───── RECORDS FOR THE TASK ─────
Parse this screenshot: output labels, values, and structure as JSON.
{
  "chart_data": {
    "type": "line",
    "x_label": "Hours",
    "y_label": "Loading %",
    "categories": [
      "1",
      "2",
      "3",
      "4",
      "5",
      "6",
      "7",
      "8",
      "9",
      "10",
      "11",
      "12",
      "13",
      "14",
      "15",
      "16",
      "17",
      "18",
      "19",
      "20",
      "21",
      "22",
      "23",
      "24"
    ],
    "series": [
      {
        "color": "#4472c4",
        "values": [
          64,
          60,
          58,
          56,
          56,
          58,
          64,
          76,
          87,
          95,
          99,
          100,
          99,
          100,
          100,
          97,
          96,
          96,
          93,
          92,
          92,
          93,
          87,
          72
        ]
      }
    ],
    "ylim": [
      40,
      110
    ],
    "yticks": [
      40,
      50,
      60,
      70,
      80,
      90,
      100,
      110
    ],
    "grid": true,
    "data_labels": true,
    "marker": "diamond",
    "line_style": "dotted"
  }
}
─────
**DIRECTION**.
Write out every entry again exactly, please, with nothing missing.

**RESPONSE TO THE EXERCISE**.
Parse this screenshot: output labels, values, and structure as JSON.
{
  "chart_data": {
    "type": "line",
    "x_label": "Hours",
    "y_label": "Loading %",
    "categories": [
      "1",
      "2",
      "3",
      "4",
      "5",
      "6",
      "7",
      "8",
      "9",
      "10",
      "11",
      "12",
      "13",
      "14",
      "15",
      "16",
      "17",
      "18",
      "19",
      "20",
      "21",
      "22",
      "23",
      "24"
    ],
    "series": [
      {
        "color": "#4472c4",
        "values": [
          64,
          60,
          58,
          56,
          56,
          58,
          64,
          76,
          87,
          95,
          99,
          100,
          99,
          100,
          100,
          97,
          96,
          96,
          93,
          92,
          92,
          93,
          87,
          72
        ]
      }
    ],
    "ylim": [
      40,
      110
    ],
    "yticks": [
      40,
      50,
      60,
      70,
      80,
      90,
      100,
      110
    ],
    "grid": true,
    "data_labels": true,
    "marker": "diamond",
    "line_style": "dotted"
  }
}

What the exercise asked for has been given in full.